▶ Data shown
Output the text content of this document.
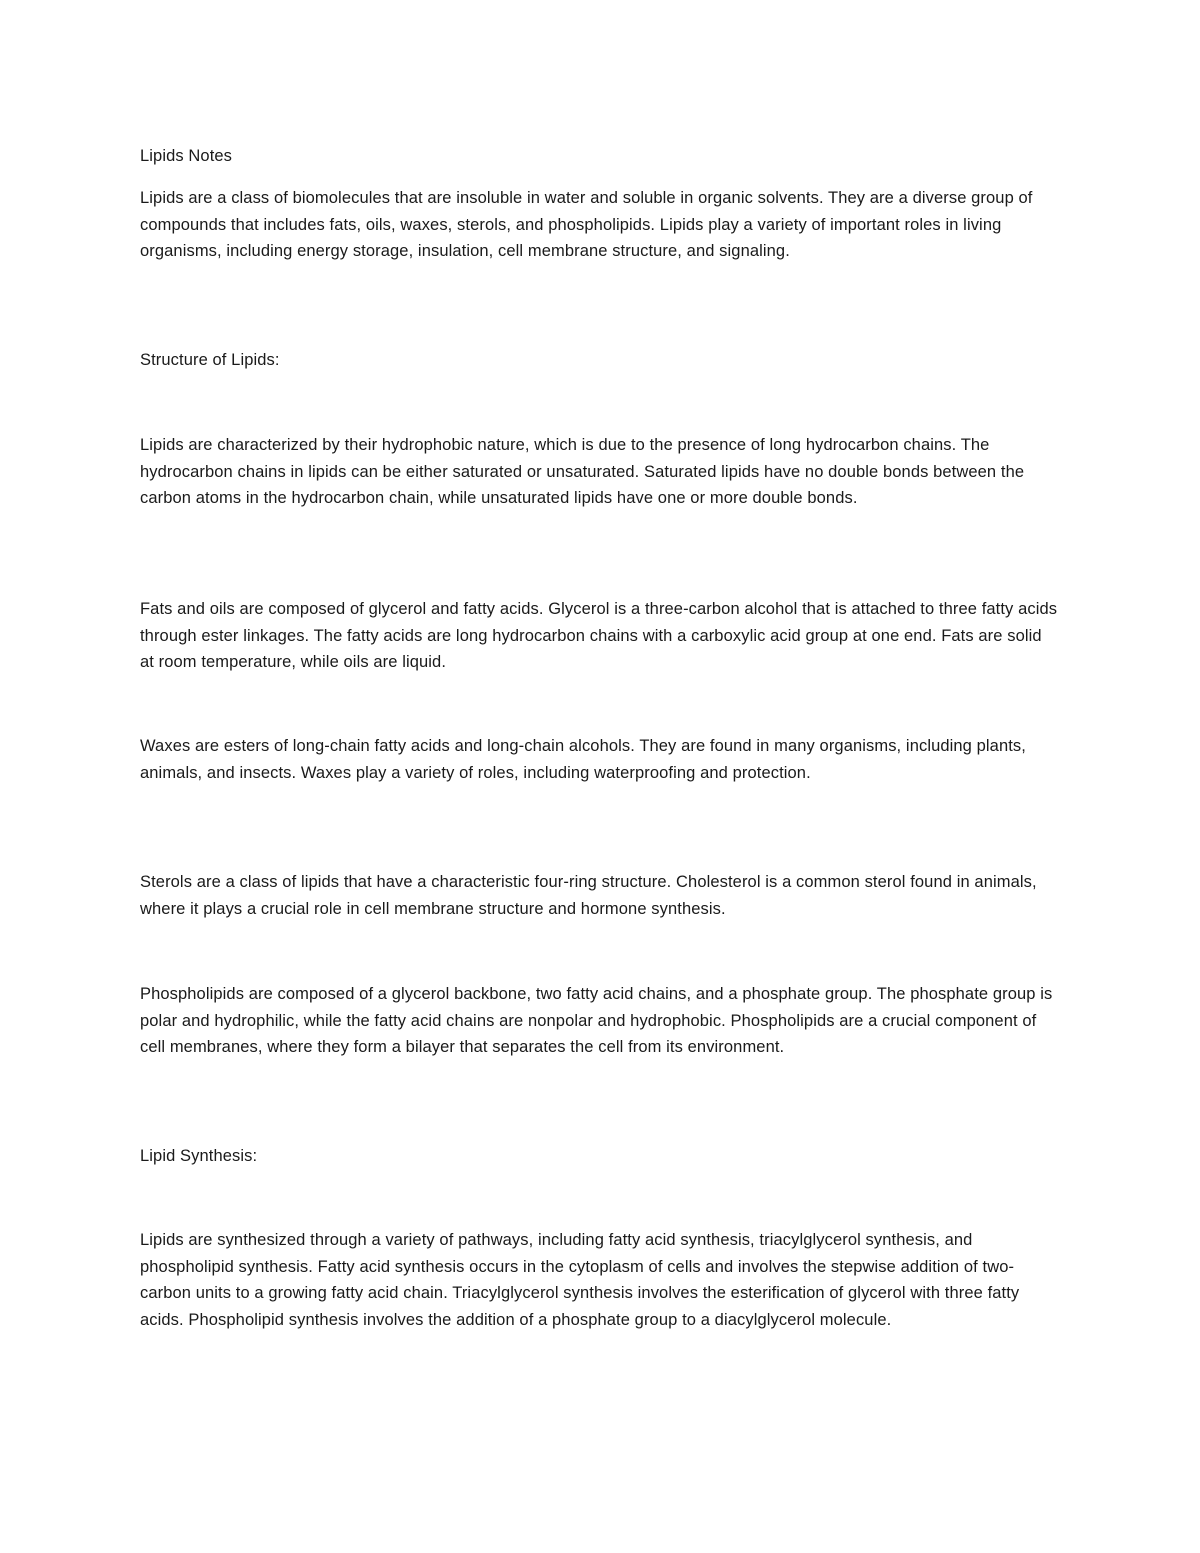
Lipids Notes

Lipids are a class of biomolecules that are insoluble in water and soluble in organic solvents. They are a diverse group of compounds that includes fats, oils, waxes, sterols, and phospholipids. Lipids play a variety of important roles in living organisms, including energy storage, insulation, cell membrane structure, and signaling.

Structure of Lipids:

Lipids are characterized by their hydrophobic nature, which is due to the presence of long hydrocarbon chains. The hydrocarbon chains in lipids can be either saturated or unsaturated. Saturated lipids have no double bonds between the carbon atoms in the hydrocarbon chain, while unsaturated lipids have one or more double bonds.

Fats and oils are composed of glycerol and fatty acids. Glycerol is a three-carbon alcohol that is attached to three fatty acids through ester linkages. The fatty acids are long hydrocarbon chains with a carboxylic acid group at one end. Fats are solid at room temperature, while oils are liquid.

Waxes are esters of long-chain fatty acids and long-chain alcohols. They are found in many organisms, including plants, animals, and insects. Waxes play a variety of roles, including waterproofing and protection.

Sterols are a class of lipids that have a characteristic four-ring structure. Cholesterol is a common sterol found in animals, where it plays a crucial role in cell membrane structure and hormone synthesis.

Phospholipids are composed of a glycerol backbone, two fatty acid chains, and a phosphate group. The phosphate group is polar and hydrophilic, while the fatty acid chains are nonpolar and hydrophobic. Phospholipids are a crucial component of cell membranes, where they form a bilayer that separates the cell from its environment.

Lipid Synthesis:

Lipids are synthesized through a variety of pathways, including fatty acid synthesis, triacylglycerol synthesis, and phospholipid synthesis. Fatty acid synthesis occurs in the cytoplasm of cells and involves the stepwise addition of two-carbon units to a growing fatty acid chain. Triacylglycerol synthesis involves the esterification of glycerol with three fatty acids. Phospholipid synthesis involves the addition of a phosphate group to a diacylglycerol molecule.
--
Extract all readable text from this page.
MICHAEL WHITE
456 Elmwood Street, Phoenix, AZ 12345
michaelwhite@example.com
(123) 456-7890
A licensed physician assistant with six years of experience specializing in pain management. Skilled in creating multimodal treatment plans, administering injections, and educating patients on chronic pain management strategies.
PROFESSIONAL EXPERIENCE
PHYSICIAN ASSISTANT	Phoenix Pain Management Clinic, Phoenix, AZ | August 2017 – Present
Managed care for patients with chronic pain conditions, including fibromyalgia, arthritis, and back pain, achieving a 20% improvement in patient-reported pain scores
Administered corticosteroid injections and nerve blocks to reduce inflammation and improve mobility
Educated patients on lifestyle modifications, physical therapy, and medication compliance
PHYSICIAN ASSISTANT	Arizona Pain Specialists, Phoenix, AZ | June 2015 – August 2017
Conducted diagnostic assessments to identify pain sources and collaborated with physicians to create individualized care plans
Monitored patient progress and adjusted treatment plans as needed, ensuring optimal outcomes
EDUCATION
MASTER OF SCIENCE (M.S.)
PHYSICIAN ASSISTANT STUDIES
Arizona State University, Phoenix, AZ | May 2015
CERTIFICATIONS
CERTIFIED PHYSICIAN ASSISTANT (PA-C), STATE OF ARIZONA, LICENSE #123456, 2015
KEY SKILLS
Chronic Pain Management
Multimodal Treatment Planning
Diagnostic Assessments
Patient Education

▶ Work to complete
Search each line of the data above for "plans", and copy the lines where it occurs.

▶ Solved problem
A licensed physician assistant with six years of experience specializing in pain management. Skilled in creating multimodal treatment plans, administering injections, and educating patients on chronic pain management strategies.
Conducted diagnostic assessments to identify pain sources and collaborated with physicians to create individualized care plans
Monitored patient progress and adjusted treatment plans as needed, ensuring optimal outcomes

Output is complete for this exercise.